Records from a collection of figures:
══════
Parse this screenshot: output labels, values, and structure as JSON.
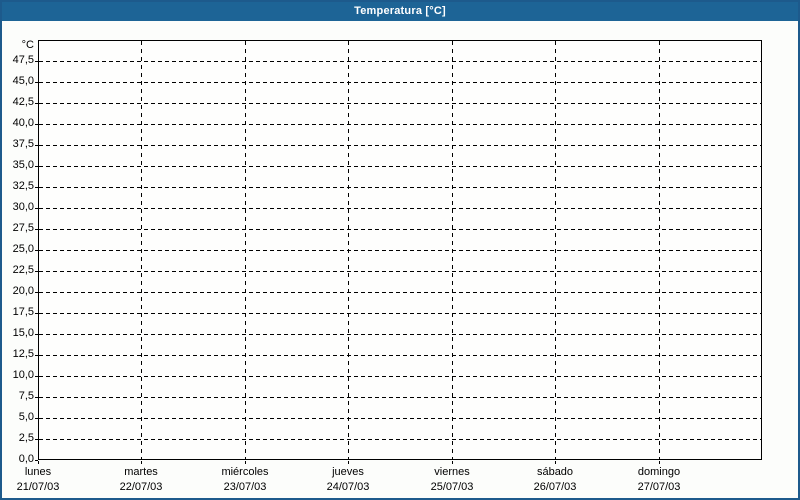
{
  "window": {
    "title": "Temperatura [°C]"
  },
  "colors": {
    "title_bar": "#1d6496",
    "outer_border": "#1d5a8c",
    "grid": "#000000",
    "background": "#fcfdfb",
    "plot_background": "#fefefd",
    "title_text": "#ffffff",
    "label_text": "#000000"
  },
  "chart_data": {
    "type": "line",
    "title": "Temperatura [°C]",
    "subtitle": "",
    "legend": "none",
    "grid": "dashed",
    "series": [],
    "y_axis": {
      "unit": "°C",
      "min": 0,
      "max": 50,
      "step": 2.5,
      "decimal_separator": ",",
      "ticks": [
        {
          "v": 47.5,
          "label": "47,5"
        },
        {
          "v": 45.0,
          "label": "45,0"
        },
        {
          "v": 42.5,
          "label": "42,5"
        },
        {
          "v": 40.0,
          "label": "40,0"
        },
        {
          "v": 37.5,
          "label": "37,5"
        },
        {
          "v": 35.0,
          "label": "35,0"
        },
        {
          "v": 32.5,
          "label": "32,5"
        },
        {
          "v": 30.0,
          "label": "30,0"
        },
        {
          "v": 27.5,
          "label": "27,5"
        },
        {
          "v": 25.0,
          "label": "25,0"
        },
        {
          "v": 22.5,
          "label": "22,5"
        },
        {
          "v": 20.0,
          "label": "20,0"
        },
        {
          "v": 17.5,
          "label": "17,5"
        },
        {
          "v": 15.0,
          "label": "15,0"
        },
        {
          "v": 12.5,
          "label": "12,5"
        },
        {
          "v": 10.0,
          "label": "10,0"
        },
        {
          "v": 7.5,
          "label": "7,5"
        },
        {
          "v": 5.0,
          "label": "5,0"
        },
        {
          "v": 2.5,
          "label": "2,5"
        },
        {
          "v": 0.0,
          "label": "0,0"
        }
      ]
    },
    "x_axis": {
      "days": [
        {
          "name": "lunes",
          "date": "21/07/03"
        },
        {
          "name": "martes",
          "date": "22/07/03"
        },
        {
          "name": "miércoles",
          "date": "23/07/03"
        },
        {
          "name": "jueves",
          "date": "24/07/03"
        },
        {
          "name": "viernes",
          "date": "25/07/03"
        },
        {
          "name": "sábado",
          "date": "26/07/03"
        },
        {
          "name": "domingo",
          "date": "27/07/03"
        }
      ]
    }
  }
}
══════
» **AIM OF THE TASK**:
Copy all of the entries verbatim, leaving out any pictures they contain.

» **SOLUTION**:
Parse this screenshot: output labels, values, and structure as JSON.
{
  "window": {
    "title": "Temperatura [°C]"
  },
  "colors": {
    "title_bar": "#1d6496",
    "outer_border": "#1d5a8c",
    "grid": "#000000",
    "background": "#fcfdfb",
    "plot_background": "#fefefd",
    "title_text": "#ffffff",
    "label_text": "#000000"
  },
  "chart_data": {
    "type": "line",
    "title": "Temperatura [°C]",
    "subtitle": "",
    "legend": "none",
    "grid": "dashed",
    "series": [],
    "y_axis": {
      "unit": "°C",
      "min": 0,
      "max": 50,
      "step": 2.5,
      "decimal_separator": ",",
      "ticks": [
        {
          "v": 47.5,
          "label": "47,5"
        },
        {
          "v": 45.0,
          "label": "45,0"
        },
        {
          "v": 42.5,
          "label": "42,5"
        },
        {
          "v": 40.0,
          "label": "40,0"
        },
        {
          "v": 37.5,
          "label": "37,5"
        },
        {
          "v": 35.0,
          "label": "35,0"
        },
        {
          "v": 32.5,
          "label": "32,5"
        },
        {
          "v": 30.0,
          "label": "30,0"
        },
        {
          "v": 27.5,
          "label": "27,5"
        },
        {
          "v": 25.0,
          "label": "25,0"
        },
        {
          "v": 22.5,
          "label": "22,5"
        },
        {
          "v": 20.0,
          "label": "20,0"
        },
        {
          "v": 17.5,
          "label": "17,5"
        },
        {
          "v": 15.0,
          "label": "15,0"
        },
        {
          "v": 12.5,
          "label": "12,5"
        },
        {
          "v": 10.0,
          "label": "10,0"
        },
        {
          "v": 7.5,
          "label": "7,5"
        },
        {
          "v": 5.0,
          "label": "5,0"
        },
        {
          "v": 2.5,
          "label": "2,5"
        },
        {
          "v": 0.0,
          "label": "0,0"
        }
      ]
    },
    "x_axis": {
      "days": [
        {
          "name": "lunes",
          "date": "21/07/03"
        },
        {
          "name": "martes",
          "date": "22/07/03"
        },
        {
          "name": "miércoles",
          "date": "23/07/03"
        },
        {
          "name": "jueves",
          "date": "24/07/03"
        },
        {
          "name": "viernes",
          "date": "25/07/03"
        },
        {
          "name": "sábado",
          "date": "26/07/03"
        },
        {
          "name": "domingo",
          "date": "27/07/03"
        }
      ]
    }
  }
}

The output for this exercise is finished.